■ **Given instruction**: Write out the listing beneath this instruction in its entirety, exactly as it reads.

■ **Dataset**:
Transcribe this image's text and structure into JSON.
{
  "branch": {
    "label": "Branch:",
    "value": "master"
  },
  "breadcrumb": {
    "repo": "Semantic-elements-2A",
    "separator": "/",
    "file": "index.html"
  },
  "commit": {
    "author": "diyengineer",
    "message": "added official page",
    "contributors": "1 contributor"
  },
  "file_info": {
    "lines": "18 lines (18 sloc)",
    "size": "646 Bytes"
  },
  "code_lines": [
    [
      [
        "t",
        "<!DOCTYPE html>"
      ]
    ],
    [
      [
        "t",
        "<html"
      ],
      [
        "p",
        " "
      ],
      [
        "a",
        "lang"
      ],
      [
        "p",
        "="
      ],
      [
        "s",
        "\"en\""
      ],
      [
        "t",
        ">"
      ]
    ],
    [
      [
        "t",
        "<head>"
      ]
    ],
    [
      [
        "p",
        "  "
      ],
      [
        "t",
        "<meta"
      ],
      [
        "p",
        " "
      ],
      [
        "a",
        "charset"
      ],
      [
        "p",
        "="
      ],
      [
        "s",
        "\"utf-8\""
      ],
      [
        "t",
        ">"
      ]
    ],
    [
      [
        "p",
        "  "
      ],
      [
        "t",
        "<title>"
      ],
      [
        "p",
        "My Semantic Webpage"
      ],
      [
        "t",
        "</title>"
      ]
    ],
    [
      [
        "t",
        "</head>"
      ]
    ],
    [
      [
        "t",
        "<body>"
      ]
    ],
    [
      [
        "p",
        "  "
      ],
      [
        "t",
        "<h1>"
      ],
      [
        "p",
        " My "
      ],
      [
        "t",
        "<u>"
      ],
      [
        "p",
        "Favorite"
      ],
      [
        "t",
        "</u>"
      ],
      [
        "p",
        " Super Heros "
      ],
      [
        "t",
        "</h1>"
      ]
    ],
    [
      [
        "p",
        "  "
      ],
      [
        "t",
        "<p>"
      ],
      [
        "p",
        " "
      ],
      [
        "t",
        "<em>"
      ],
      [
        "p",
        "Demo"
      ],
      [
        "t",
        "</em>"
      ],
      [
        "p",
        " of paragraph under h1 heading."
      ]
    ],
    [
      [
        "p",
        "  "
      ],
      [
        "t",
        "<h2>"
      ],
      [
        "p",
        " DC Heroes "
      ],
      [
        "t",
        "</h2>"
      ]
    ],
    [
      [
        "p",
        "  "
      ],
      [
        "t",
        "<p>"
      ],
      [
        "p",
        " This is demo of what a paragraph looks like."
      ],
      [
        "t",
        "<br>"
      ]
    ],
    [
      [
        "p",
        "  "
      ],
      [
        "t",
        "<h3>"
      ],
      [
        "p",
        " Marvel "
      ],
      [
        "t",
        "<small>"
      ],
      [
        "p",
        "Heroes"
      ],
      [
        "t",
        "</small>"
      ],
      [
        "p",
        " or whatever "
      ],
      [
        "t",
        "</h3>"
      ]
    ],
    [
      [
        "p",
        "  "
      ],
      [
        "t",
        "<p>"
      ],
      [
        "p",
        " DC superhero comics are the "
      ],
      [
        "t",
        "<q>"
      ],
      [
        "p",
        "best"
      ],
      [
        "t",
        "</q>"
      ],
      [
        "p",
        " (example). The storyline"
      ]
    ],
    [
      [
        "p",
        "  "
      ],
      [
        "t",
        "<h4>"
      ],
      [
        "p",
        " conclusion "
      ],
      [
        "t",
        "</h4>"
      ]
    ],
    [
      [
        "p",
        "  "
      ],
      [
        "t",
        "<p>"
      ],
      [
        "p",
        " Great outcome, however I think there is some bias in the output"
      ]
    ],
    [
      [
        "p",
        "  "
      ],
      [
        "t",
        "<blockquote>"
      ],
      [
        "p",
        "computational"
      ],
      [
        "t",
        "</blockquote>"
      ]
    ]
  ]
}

■ **Task output**:
Transcribe this image's text and structure into JSON.
{
  "branch": {
    "label": "Branch:",
    "value": "master"
  },
  "breadcrumb": {
    "repo": "Semantic-elements-2A",
    "separator": "/",
    "file": "index.html"
  },
  "commit": {
    "author": "diyengineer",
    "message": "added official page",
    "contributors": "1 contributor"
  },
  "file_info": {
    "lines": "18 lines (18 sloc)",
    "size": "646 Bytes"
  },
  "code_lines": [
    [
      [
        "t",
        "<!DOCTYPE html>"
      ]
    ],
    [
      [
        "t",
        "<html"
      ],
      [
        "p",
        " "
      ],
      [
        "a",
        "lang"
      ],
      [
        "p",
        "="
      ],
      [
        "s",
        "\"en\""
      ],
      [
        "t",
        ">"
      ]
    ],
    [
      [
        "t",
        "<head>"
      ]
    ],
    [
      [
        "p",
        "  "
      ],
      [
        "t",
        "<meta"
      ],
      [
        "p",
        " "
      ],
      [
        "a",
        "charset"
      ],
      [
        "p",
        "="
      ],
      [
        "s",
        "\"utf-8\""
      ],
      [
        "t",
        ">"
      ]
    ],
    [
      [
        "p",
        "  "
      ],
      [
        "t",
        "<title>"
      ],
      [
        "p",
        "My Semantic Webpage"
      ],
      [
        "t",
        "</title>"
      ]
    ],
    [
      [
        "t",
        "</head>"
      ]
    ],
    [
      [
        "t",
        "<body>"
      ]
    ],
    [
      [
        "p",
        "  "
      ],
      [
        "t",
        "<h1>"
      ],
      [
        "p",
        " My "
      ],
      [
        "t",
        "<u>"
      ],
      [
        "p",
        "Favorite"
      ],
      [
        "t",
        "</u>"
      ],
      [
        "p",
        " Super Heros "
      ],
      [
        "t",
        "</h1>"
      ]
    ],
    [
      [
        "p",
        "  "
      ],
      [
        "t",
        "<p>"
      ],
      [
        "p",
        " "
      ],
      [
        "t",
        "<em>"
      ],
      [
        "p",
        "Demo"
      ],
      [
        "t",
        "</em>"
      ],
      [
        "p",
        " of paragraph under h1 heading."
      ]
    ],
    [
      [
        "p",
        "  "
      ],
      [
        "t",
        "<h2>"
      ],
      [
        "p",
        " DC Heroes "
      ],
      [
        "t",
        "</h2>"
      ]
    ],
    [
      [
        "p",
        "  "
      ],
      [
        "t",
        "<p>"
      ],
      [
        "p",
        " This is demo of what a paragraph looks like."
      ],
      [
        "t",
        "<br>"
      ]
    ],
    [
      [
        "p",
        "  "
      ],
      [
        "t",
        "<h3>"
      ],
      [
        "p",
        " Marvel "
      ],
      [
        "t",
        "<small>"
      ],
      [
        "p",
        "Heroes"
      ],
      [
        "t",
        "</small>"
      ],
      [
        "p",
        " or whatever "
      ],
      [
        "t",
        "</h3>"
      ]
    ],
    [
      [
        "p",
        "  "
      ],
      [
        "t",
        "<p>"
      ],
      [
        "p",
        " DC superhero comics are the "
      ],
      [
        "t",
        "<q>"
      ],
      [
        "p",
        "best"
      ],
      [
        "t",
        "</q>"
      ],
      [
        "p",
        " (example). The storyline"
      ]
    ],
    [
      [
        "p",
        "  "
      ],
      [
        "t",
        "<h4>"
      ],
      [
        "p",
        " conclusion "
      ],
      [
        "t",
        "</h4>"
      ]
    ],
    [
      [
        "p",
        "  "
      ],
      [
        "t",
        "<p>"
      ],
      [
        "p",
        " Great outcome, however I think there is some bias in the output"
      ]
    ],
    [
      [
        "p",
        "  "
      ],
      [
        "t",
        "<blockquote>"
      ],
      [
        "p",
        "computational"
      ],
      [
        "t",
        "</blockquote>"
      ]
    ]
  ]
}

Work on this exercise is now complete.